Copy out the rows beginning with the line that contains "bar-larnaca: [476, 342, 491, 398]" and continuing through the line that contains "bar-paphos: [274, 267, 290, 398]", both of those lines included, reproducing each one without change.

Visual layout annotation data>

****************

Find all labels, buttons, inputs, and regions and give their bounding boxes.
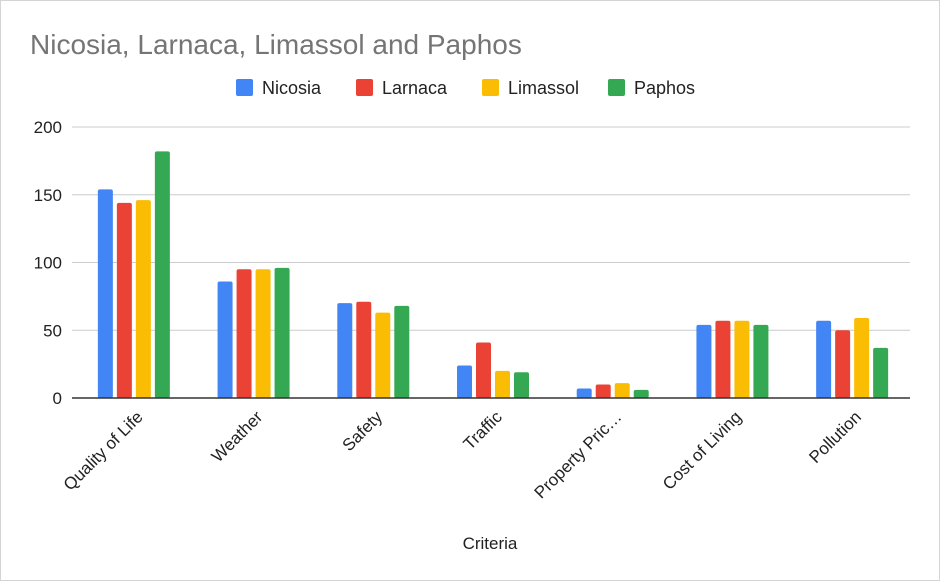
bar-larnaca: [476, 342, 491, 398]
y-tick-label: 100: [34, 254, 62, 273]
bar-larnaca: [595, 384, 611, 398]
legend-label-nicosia: Nicosia: [262, 78, 322, 98]
bar-limassol: [734, 320, 750, 398]
bar-nicosia: [576, 388, 592, 398]
bar-larnaca: [715, 320, 731, 398]
bar-nicosia: [337, 303, 353, 398]
bar-paphos: [873, 347, 889, 398]
bar-limassol: [255, 269, 271, 398]
bar-paphos: [154, 151, 170, 398]
legend-swatch-larnaca: [356, 79, 373, 96]
bar-paphos: [394, 305, 410, 398]
y-tick-label: 50: [43, 321, 62, 340]
y-axis-ticks: 0 50 100 150 200: [34, 118, 62, 408]
bar-nicosia: [696, 324, 712, 398]
bar-paphos: [753, 324, 769, 398]
bar-larnaca: [356, 301, 372, 398]
y-tick-label: 200: [34, 118, 62, 137]
bar-larnaca: [835, 330, 851, 398]
x-tick-label: Safety: [339, 407, 387, 455]
chart-title: Nicosia, Larnaca, Limassol and Paphos: [30, 29, 522, 60]
bar-paphos: [274, 267, 290, 398]
bar-larnaca: [116, 202, 132, 398]
gridlines: [72, 126, 910, 331]
legend-swatch-nicosia: [236, 79, 253, 96]
x-tick-label: Weather: [208, 407, 267, 466]
bar-paphos: [633, 389, 649, 398]
x-axis-label: Criteria: [463, 534, 518, 553]
x-axis-ticks: Quality of Life Weather Safety Traffic Prope…: [60, 407, 865, 502]
legend-label-limassol: Limassol: [508, 78, 579, 98]
bar-limassol: [614, 383, 630, 398]
x-tick-label: Pollution: [805, 407, 865, 467]
x-tick-label: Cost of Living: [659, 407, 745, 493]
bar-larnaca: [236, 269, 252, 398]
x-tick-label: Property Pric…: [531, 407, 626, 502]
legend-label-paphos: Paphos: [634, 78, 695, 98]
x-tick-label: Traffic: [460, 407, 507, 454]
x-tick-label: Quality of Life: [60, 407, 147, 494]
legend-label-larnaca: Larnaca: [382, 78, 448, 98]
y-tick-label: 150: [34, 186, 62, 205]
bar-limassol: [375, 312, 391, 398]
bar-nicosia: [97, 189, 113, 398]
legend: Nicosia Larnaca Limassol Paphos: [236, 78, 695, 98]
bars: [97, 151, 889, 398]
bar-limassol: [495, 370, 510, 398]
y-tick-label: 0: [53, 389, 62, 408]
legend-swatch-paphos: [608, 79, 625, 96]
legend-swatch-limassol: [482, 79, 499, 96]
bar-paphos: [514, 372, 529, 398]
bar-nicosia: [457, 365, 472, 398]
bar-limassol: [135, 200, 151, 398]
bar-nicosia: [816, 320, 832, 398]
bar-limassol: [854, 318, 870, 398]
bar-nicosia: [217, 281, 233, 398]
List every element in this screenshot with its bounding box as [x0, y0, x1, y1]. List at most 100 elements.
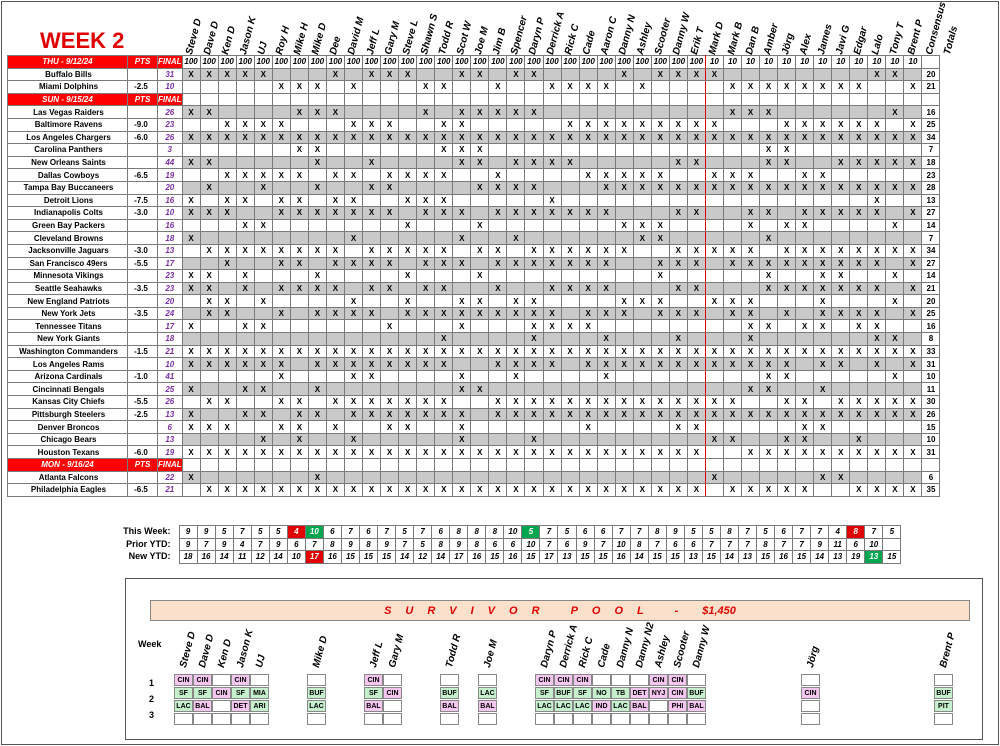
pick-cell[interactable]: [470, 281, 490, 296]
pick-cell[interactable]: X: [470, 105, 490, 119]
pick-cell[interactable]: X: [596, 168, 616, 182]
pick-cell[interactable]: [380, 382, 400, 397]
pick-cell[interactable]: [434, 231, 454, 245]
pick-cell[interactable]: [470, 206, 490, 220]
pick-cell[interactable]: [741, 193, 761, 208]
pick-cell[interactable]: [903, 420, 923, 434]
pick-cell[interactable]: [903, 470, 923, 485]
pick-cell[interactable]: [831, 294, 851, 308]
pick-cell[interactable]: [668, 470, 688, 485]
pick-cell[interactable]: [452, 80, 472, 94]
pick-cell[interactable]: [614, 369, 634, 384]
pick-cell[interactable]: X: [470, 130, 490, 145]
pick-cell[interactable]: [362, 319, 382, 334]
pick-cell[interactable]: X: [867, 407, 887, 422]
pick-cell[interactable]: X: [307, 206, 327, 220]
pick-cell[interactable]: X: [271, 243, 291, 258]
pick-cell[interactable]: X: [596, 445, 616, 459]
pick-cell[interactable]: X: [777, 80, 797, 94]
pick-cell[interactable]: [307, 67, 327, 82]
pick-cell[interactable]: X: [271, 420, 291, 434]
pick-cell[interactable]: [488, 143, 508, 157]
pick-cell[interactable]: [596, 269, 616, 283]
pick-cell[interactable]: [867, 218, 887, 233]
pick-cell[interactable]: [849, 382, 869, 397]
pick-cell[interactable]: X: [307, 180, 327, 195]
pick-cell[interactable]: [253, 470, 273, 485]
pick-cell[interactable]: X: [289, 105, 309, 119]
pick-cell[interactable]: X: [506, 483, 526, 497]
pick-cell[interactable]: [542, 67, 562, 82]
pick-cell[interactable]: X: [885, 180, 905, 195]
pick-cell[interactable]: X: [704, 395, 724, 409]
pick-cell[interactable]: X: [668, 117, 688, 132]
pick-cell[interactable]: X: [632, 294, 652, 308]
pick-cell[interactable]: [741, 395, 761, 409]
pick-cell[interactable]: X: [668, 180, 688, 195]
pick-cell[interactable]: X: [722, 256, 743, 271]
pick-cell[interactable]: [614, 432, 634, 447]
pick-cell[interactable]: X: [867, 130, 887, 145]
pick-cell[interactable]: [668, 369, 688, 384]
pick-cell[interactable]: [181, 256, 201, 271]
pick-cell[interactable]: [759, 67, 779, 82]
pick-cell[interactable]: [722, 218, 743, 233]
pick-cell[interactable]: X: [867, 243, 887, 258]
pick-cell[interactable]: [362, 168, 382, 182]
pick-cell[interactable]: X: [759, 105, 779, 119]
pick-cell[interactable]: X: [325, 306, 345, 321]
pick-cell[interactable]: X: [235, 117, 255, 132]
pick-cell[interactable]: X: [704, 432, 724, 447]
pick-cell[interactable]: [253, 155, 273, 170]
pick-cell[interactable]: [343, 319, 364, 334]
pick-cell[interactable]: X: [488, 357, 508, 371]
pick-cell[interactable]: X: [813, 168, 833, 182]
pick-cell[interactable]: X: [903, 117, 923, 132]
pick-cell[interactable]: X: [343, 407, 364, 422]
pick-cell[interactable]: [542, 332, 562, 346]
pick-cell[interactable]: X: [632, 357, 652, 371]
pick-cell[interactable]: [578, 382, 598, 397]
pick-cell[interactable]: [416, 231, 436, 245]
pick-cell[interactable]: X: [307, 357, 327, 371]
pick-cell[interactable]: X: [271, 369, 291, 384]
pick-cell[interactable]: X: [343, 483, 364, 497]
pick-cell[interactable]: X: [849, 319, 869, 334]
pick-cell[interactable]: [253, 143, 273, 157]
pick-cell[interactable]: [253, 332, 273, 346]
pick-cell[interactable]: X: [741, 357, 761, 371]
pick-cell[interactable]: X: [181, 231, 201, 245]
pick-cell[interactable]: X: [795, 256, 815, 271]
pick-cell[interactable]: X: [704, 67, 724, 82]
pick-cell[interactable]: X: [903, 483, 923, 497]
pick-cell[interactable]: [741, 281, 761, 296]
pick-cell[interactable]: X: [434, 256, 454, 271]
pick-cell[interactable]: X: [614, 168, 634, 182]
pick-cell[interactable]: X: [307, 407, 327, 422]
pick-cell[interactable]: [596, 143, 616, 157]
pick-cell[interactable]: [362, 420, 382, 434]
pick-cell[interactable]: [650, 243, 670, 258]
pick-cell[interactable]: X: [488, 80, 508, 94]
pick-cell[interactable]: X: [506, 130, 526, 145]
pick-cell[interactable]: [181, 306, 201, 321]
pick-cell[interactable]: X: [759, 180, 779, 195]
pick-cell[interactable]: [416, 369, 436, 384]
pick-cell[interactable]: [271, 67, 291, 82]
pick-cell[interactable]: X: [199, 67, 219, 82]
pick-cell[interactable]: X: [307, 483, 327, 497]
pick-cell[interactable]: [704, 231, 724, 245]
pick-cell[interactable]: X: [524, 319, 544, 334]
pick-cell[interactable]: X: [253, 432, 273, 447]
pick-cell[interactable]: X: [831, 470, 851, 485]
pick-cell[interactable]: [325, 369, 345, 384]
pick-cell[interactable]: X: [596, 306, 616, 321]
pick-cell[interactable]: [452, 168, 472, 182]
pick-cell[interactable]: X: [741, 445, 761, 459]
pick-cell[interactable]: X: [542, 80, 562, 94]
pick-cell[interactable]: [831, 218, 851, 233]
pick-cell[interactable]: X: [289, 407, 309, 422]
pick-cell[interactable]: [867, 432, 887, 447]
pick-cell[interactable]: [542, 105, 562, 119]
pick-cell[interactable]: X: [903, 243, 923, 258]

****************

Task solution>
bar-larnaca: [476, 342, 491, 398]
y-tick-label: 100: [34, 254, 62, 273]
bar-larnaca: [595, 384, 611, 398]
legend-label-nicosia: Nicosia: [262, 78, 322, 98]
bar-limassol: [734, 320, 750, 398]
bar-nicosia: [576, 388, 592, 398]
bar-larnaca: [715, 320, 731, 398]
bar-nicosia: [337, 303, 353, 398]
bar-paphos: [873, 347, 889, 398]
bar-limassol: [255, 269, 271, 398]
bar-paphos: [154, 151, 170, 398]
legend-swatch-larnaca: [356, 79, 373, 96]
bar-paphos: [394, 305, 410, 398]
y-tick-label: 50: [43, 321, 62, 340]
y-axis-ticks: 0 50 100 150 200: [34, 118, 62, 408]
bar-nicosia: [696, 324, 712, 398]
bar-paphos: [753, 324, 769, 398]
bar-larnaca: [356, 301, 372, 398]
y-tick-label: 200: [34, 118, 62, 137]
bar-larnaca: [835, 330, 851, 398]
x-tick-label: Safety: [339, 407, 387, 455]
chart-title: Nicosia, Larnaca, Limassol and Paphos: [30, 29, 522, 60]
bar-paphos: [274, 267, 290, 398]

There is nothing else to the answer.